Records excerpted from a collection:
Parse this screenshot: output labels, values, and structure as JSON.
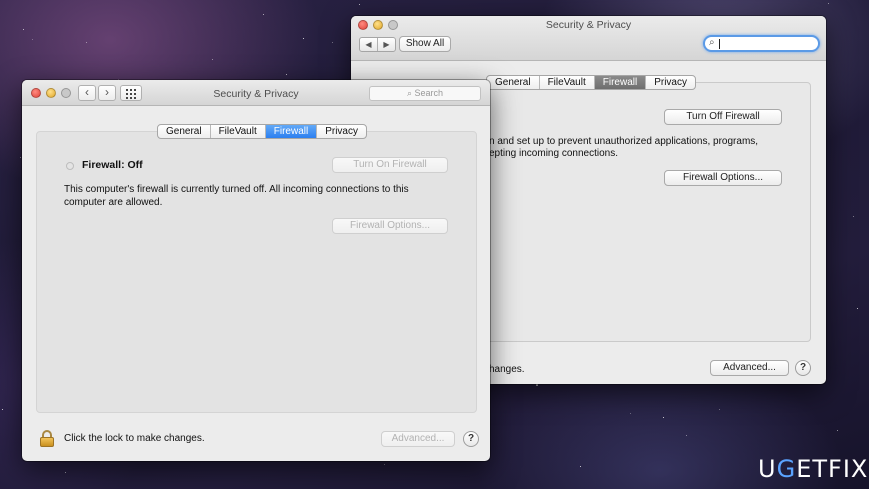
{
  "back_window": {
    "title": "Security & Privacy",
    "show_all_label": "Show All",
    "nav_back_glyph": "◀",
    "nav_forward_glyph": "▶",
    "search_icon": "magnifier-icon",
    "tabs": [
      "General",
      "FileVault",
      "Firewall",
      "Privacy"
    ],
    "selected_tab": "Firewall",
    "turn_off_label": "Turn Off Firewall",
    "desc_line1": "n and set up to prevent unauthorized applications, programs,",
    "desc_line2": "epting incoming connections.",
    "options_label": "Firewall Options...",
    "footer_text": "hanges.",
    "advanced_label": "Advanced...",
    "help_label": "?"
  },
  "front_window": {
    "title": "Security & Privacy",
    "nav_back_glyph": "‹",
    "nav_forward_glyph": "›",
    "search_placeholder": "Search",
    "search_icon_glyph": "⌕",
    "tabs": [
      "General",
      "FileVault",
      "Firewall",
      "Privacy"
    ],
    "selected_tab": "Firewall",
    "firewall_status": "Firewall: Off",
    "turn_on_label": "Turn On Firewall",
    "description": "This computer's firewall is currently turned off. All incoming connections to this computer are allowed.",
    "options_label": "Firewall Options...",
    "lock_label": "Click the lock to make changes.",
    "advanced_label": "Advanced...",
    "help_label": "?"
  },
  "watermark": {
    "part1": "U",
    "part2": "G",
    "part3": "ETFIX"
  },
  "colors": {
    "selected_tab_front": "#2c7ff0",
    "selected_tab_back": "#6e6e6e",
    "search_focus": "#5b9ae6"
  }
}
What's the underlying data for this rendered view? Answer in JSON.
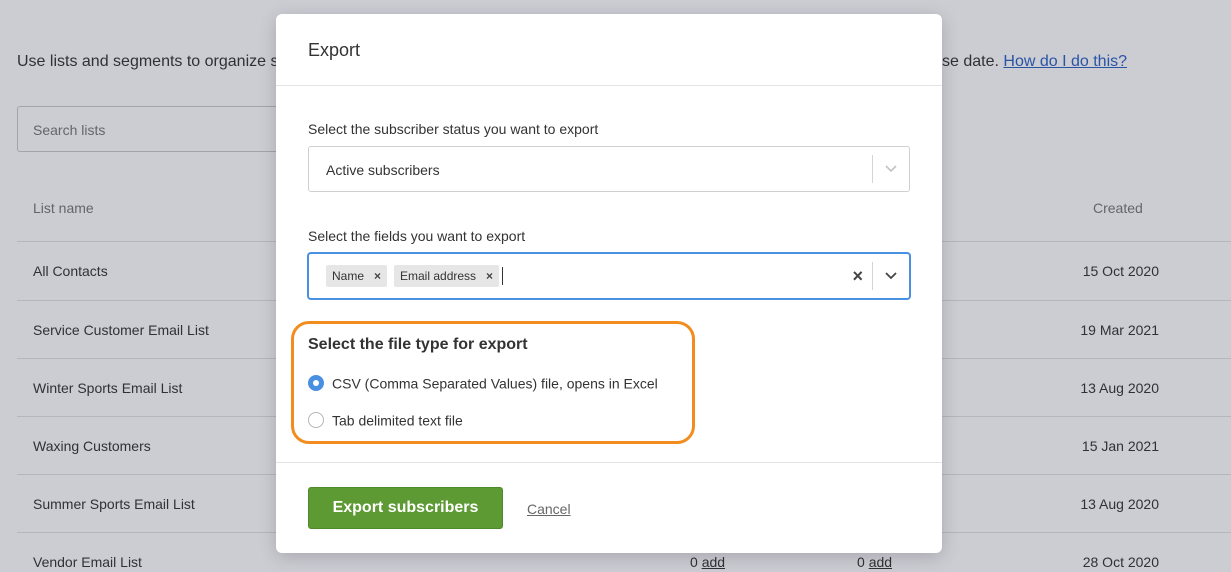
{
  "background": {
    "intro_left": "Use lists and segments to organize s",
    "intro_right": "se date.",
    "help_link": "How do I do this?",
    "search_placeholder": "Search lists",
    "columns": {
      "list_name": "List name",
      "created": "Created"
    },
    "rows": [
      {
        "name": "All Contacts",
        "created": "15 Oct 2020"
      },
      {
        "name": "Service Customer Email List",
        "created": "19 Mar 2021"
      },
      {
        "name": "Winter Sports Email List",
        "created": "13 Aug 2020"
      },
      {
        "name": "Waxing Customers",
        "created": "15 Jan 2021"
      },
      {
        "name": "Summer Sports Email List",
        "created": "13 Aug 2020"
      },
      {
        "name": "Vendor Email List",
        "created": "28 Oct 2020",
        "count1": "0",
        "count2": "0",
        "add_label": "add"
      }
    ]
  },
  "modal": {
    "title": "Export",
    "status_label": "Select the subscriber status you want to export",
    "status_value": "Active subscribers",
    "fields_label": "Select the fields you want to export",
    "fields": [
      {
        "label": "Name",
        "remove": "×"
      },
      {
        "label": "Email address",
        "remove": "×"
      }
    ],
    "clear_symbol": "×",
    "file_type_title": "Select the file type for export",
    "file_types": [
      {
        "label": "CSV (Comma Separated Values) file, opens in Excel",
        "selected": true
      },
      {
        "label": "Tab delimited text file",
        "selected": false
      }
    ],
    "export_button": "Export subscribers",
    "cancel_link": "Cancel"
  },
  "colors": {
    "accent_blue": "#4a90e2",
    "export_green": "#5e9a34",
    "highlight_orange": "#f28c1e"
  }
}
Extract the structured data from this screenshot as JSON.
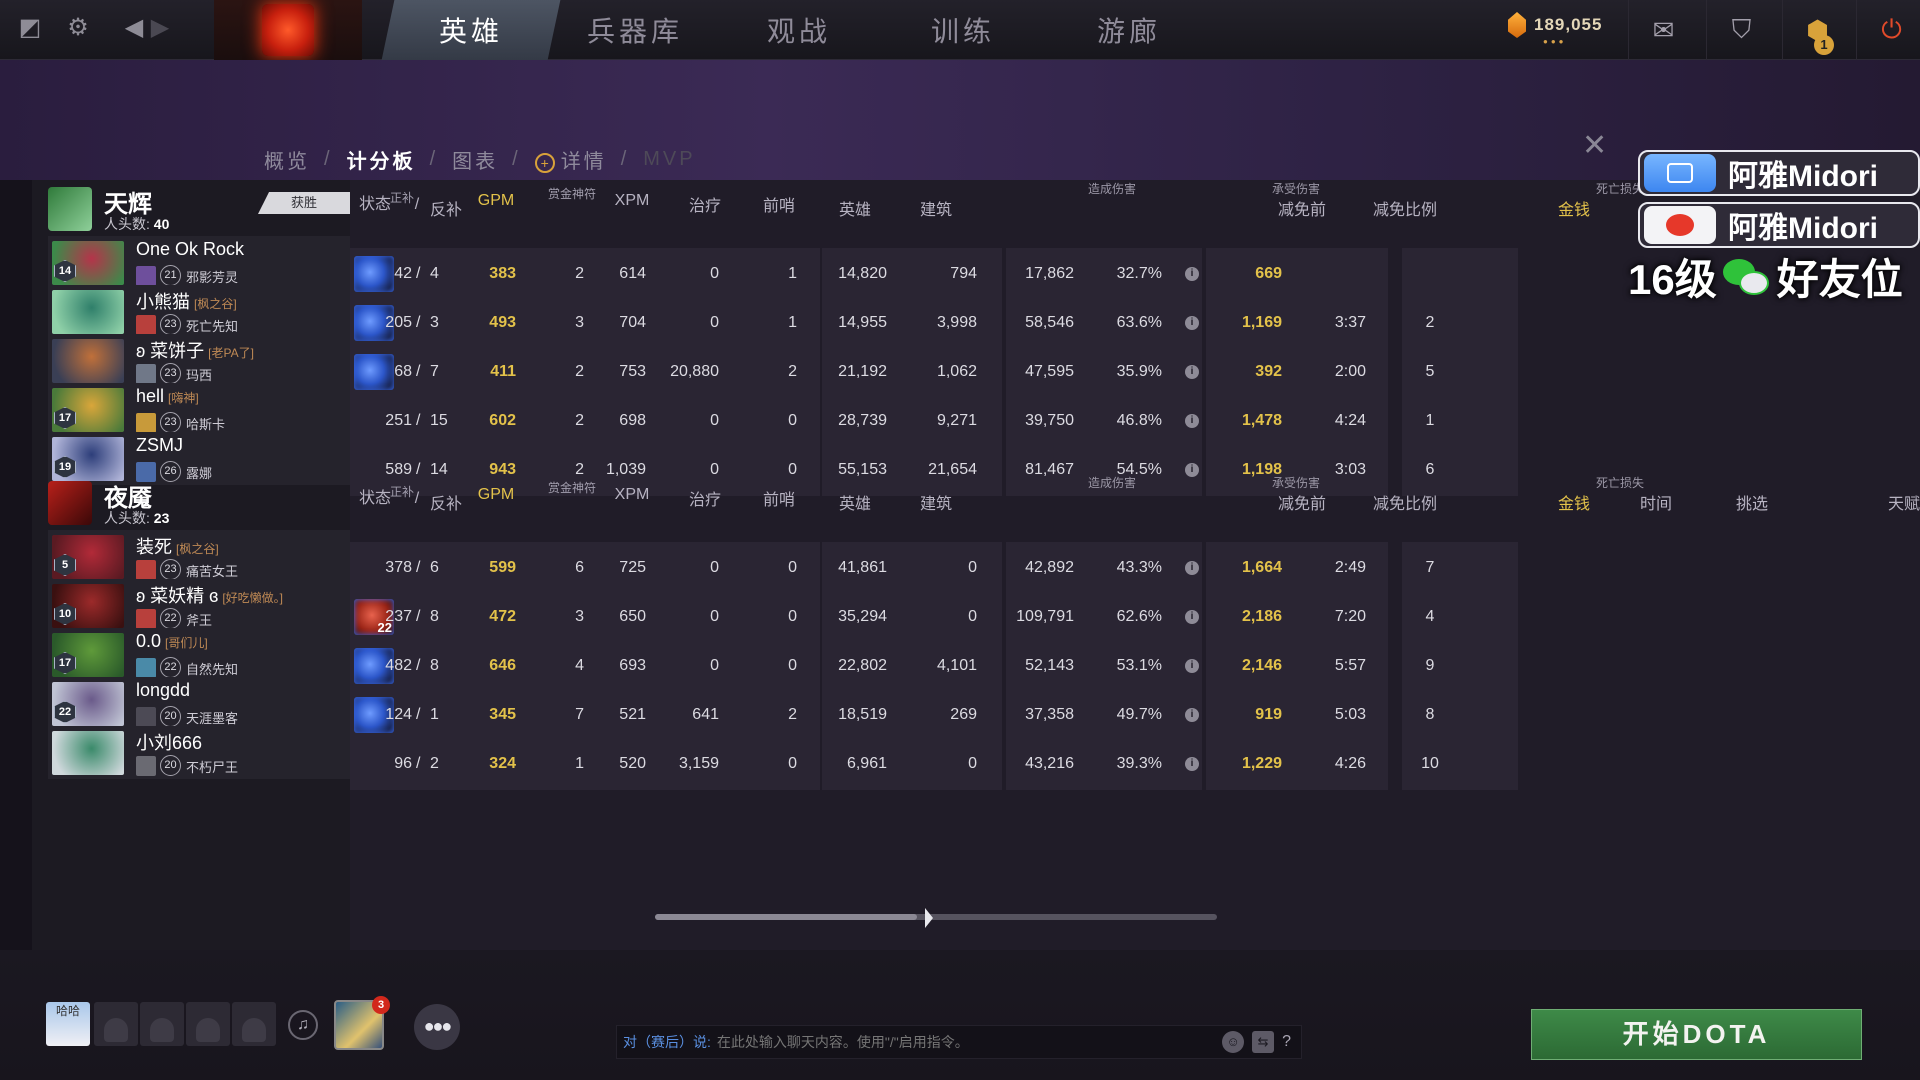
{
  "topnav": {
    "tabs": [
      "英雄",
      "兵器库",
      "观战",
      "训练",
      "游廊"
    ],
    "active_tab": "英雄",
    "currency": "189,055",
    "notification_count": "1"
  },
  "subnav": {
    "items": [
      "概览",
      "计分板",
      "图表",
      "详情",
      "MVP"
    ],
    "separator": "/"
  },
  "columns": {
    "status": "状态",
    "lasthits": "正补",
    "slash": "/",
    "denies": "反补",
    "gpm": "GPM",
    "bounty_runes": "赏金神符",
    "xpm": "XPM",
    "heal": "治疗",
    "wards": "前哨",
    "dmg_dealt_group": "造成伤害",
    "hero": "英雄",
    "building": "建筑",
    "dmg_taken_group": "承受伤害",
    "before_reduce": "减免前",
    "reduce_pct": "减免比例",
    "death_loss_group": "死亡损失",
    "gold": "金钱",
    "time": "时间",
    "pick": "挑选",
    "next": "天赋"
  },
  "radiant": {
    "name": "天辉",
    "kills_label": "人头数:",
    "kills": "40",
    "result": "获胜",
    "players": [
      {
        "name": "One Ok Rock",
        "guild": "",
        "prefix": "",
        "level": "21",
        "hero_level": "14",
        "hero": "邪影芳灵",
        "lh": "42",
        "dn": "4",
        "gpm": "383",
        "runes": "2",
        "xpm": "614",
        "heal": "0",
        "wards": "1",
        "hero_dmg": "14,820",
        "bld_dmg": "794",
        "taken": "17,862",
        "reduce": "32.7%",
        "gold_lost": "669",
        "time": "",
        "pick": "",
        "status": "blue"
      },
      {
        "name": "小熊猫",
        "guild": "[枫之谷]",
        "prefix": "",
        "level": "23",
        "hero_level": "",
        "hero": "死亡先知",
        "lh": "205",
        "dn": "3",
        "gpm": "493",
        "runes": "3",
        "xpm": "704",
        "heal": "0",
        "wards": "1",
        "hero_dmg": "14,955",
        "bld_dmg": "3,998",
        "taken": "58,546",
        "reduce": "63.6%",
        "gold_lost": "1,169",
        "time": "3:37",
        "pick": "2",
        "status": "blue"
      },
      {
        "name": "菜饼子",
        "guild": "[老PA了]",
        "prefix": "ʚ",
        "level": "23",
        "hero_level": "",
        "hero": "玛西",
        "lh": "68",
        "dn": "7",
        "gpm": "411",
        "runes": "2",
        "xpm": "753",
        "heal": "20,880",
        "wards": "2",
        "hero_dmg": "21,192",
        "bld_dmg": "1,062",
        "taken": "47,595",
        "reduce": "35.9%",
        "gold_lost": "392",
        "time": "2:00",
        "pick": "5",
        "status": "blue"
      },
      {
        "name": "hell",
        "guild": "[嗨神]",
        "prefix": "",
        "level": "23",
        "hero_level": "17",
        "hero": "哈斯卡",
        "lh": "251",
        "dn": "15",
        "gpm": "602",
        "runes": "2",
        "xpm": "698",
        "heal": "0",
        "wards": "0",
        "hero_dmg": "28,739",
        "bld_dmg": "9,271",
        "taken": "39,750",
        "reduce": "46.8%",
        "gold_lost": "1,478",
        "time": "4:24",
        "pick": "1",
        "status": ""
      },
      {
        "name": "ZSMJ",
        "guild": "",
        "prefix": "",
        "level": "26",
        "hero_level": "19",
        "hero": "露娜",
        "lh": "589",
        "dn": "14",
        "gpm": "943",
        "runes": "2",
        "xpm": "1,039",
        "heal": "0",
        "wards": "0",
        "hero_dmg": "55,153",
        "bld_dmg": "21,654",
        "taken": "81,467",
        "reduce": "54.5%",
        "gold_lost": "1,198",
        "time": "3:03",
        "pick": "6",
        "status": ""
      }
    ]
  },
  "dire": {
    "name": "夜魇",
    "kills_label": "人头数:",
    "kills": "23",
    "players": [
      {
        "name": "装死",
        "guild": "[枫之谷]",
        "prefix": "",
        "level": "23",
        "hero_level": "5",
        "hero": "痛苦女王",
        "lh": "378",
        "dn": "6",
        "gpm": "599",
        "runes": "6",
        "xpm": "725",
        "heal": "0",
        "wards": "0",
        "hero_dmg": "41,861",
        "bld_dmg": "0",
        "taken": "42,892",
        "reduce": "43.3%",
        "gold_lost": "1,664",
        "time": "2:49",
        "pick": "7",
        "status": ""
      },
      {
        "name": "菜妖精",
        "guild": "[好吃懒做。]",
        "prefix": "ʚ",
        "suffix": "ɞ",
        "level": "22",
        "hero_level": "10",
        "hero": "斧王",
        "lh": "237",
        "dn": "8",
        "gpm": "472",
        "runes": "3",
        "xpm": "650",
        "heal": "0",
        "wards": "0",
        "hero_dmg": "35,294",
        "bld_dmg": "0",
        "taken": "109,791",
        "reduce": "62.6%",
        "gold_lost": "2,186",
        "time": "7:20",
        "pick": "4",
        "status": "red",
        "status_num": "22"
      },
      {
        "name": "0.0",
        "guild": "[哥们儿]",
        "prefix": "",
        "level": "22",
        "hero_level": "17",
        "hero": "自然先知",
        "lh": "482",
        "dn": "8",
        "gpm": "646",
        "runes": "4",
        "xpm": "693",
        "heal": "0",
        "wards": "0",
        "hero_dmg": "22,802",
        "bld_dmg": "4,101",
        "taken": "52,143",
        "reduce": "53.1%",
        "gold_lost": "2,146",
        "time": "5:57",
        "pick": "9",
        "status": "blue"
      },
      {
        "name": "longdd",
        "guild": "",
        "prefix": "",
        "level": "20",
        "hero_level": "22",
        "hero": "天涯墨客",
        "lh": "124",
        "dn": "1",
        "gpm": "345",
        "runes": "7",
        "xpm": "521",
        "heal": "641",
        "wards": "2",
        "hero_dmg": "18,519",
        "bld_dmg": "269",
        "taken": "37,358",
        "reduce": "49.7%",
        "gold_lost": "919",
        "time": "5:03",
        "pick": "8",
        "status": "blue"
      },
      {
        "name": "小刘666",
        "guild": "",
        "prefix": "",
        "level": "20",
        "hero_level": "",
        "hero": "不朽尸王",
        "lh": "96",
        "dn": "2",
        "gpm": "324",
        "runes": "1",
        "xpm": "520",
        "heal": "3,159",
        "wards": "0",
        "hero_dmg": "6,961",
        "bld_dmg": "0",
        "taken": "43,216",
        "reduce": "39.3%",
        "gold_lost": "1,229",
        "time": "4:26",
        "pick": "10",
        "status": ""
      }
    ]
  },
  "overlay": {
    "line1": "阿雅Midori",
    "line2": "阿雅Midori",
    "line3_a": "16级",
    "line3_b": "好友位"
  },
  "bottom": {
    "avatar_text": "哈哈",
    "item_badge": "3",
    "chat_prefix": "对（赛后）说:",
    "chat_placeholder": "在此处输入聊天内容。使用\"/\"启用指令。",
    "help": "?",
    "start_button": "开始DOTA"
  },
  "colors": {
    "accent_gold": "#e3c24a",
    "start_green": "#2f7a3a",
    "active_tab": "#4d5563"
  }
}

### Required task
Say how many lines in the records hold "created", with the number as the whole reply.

### Written answer
7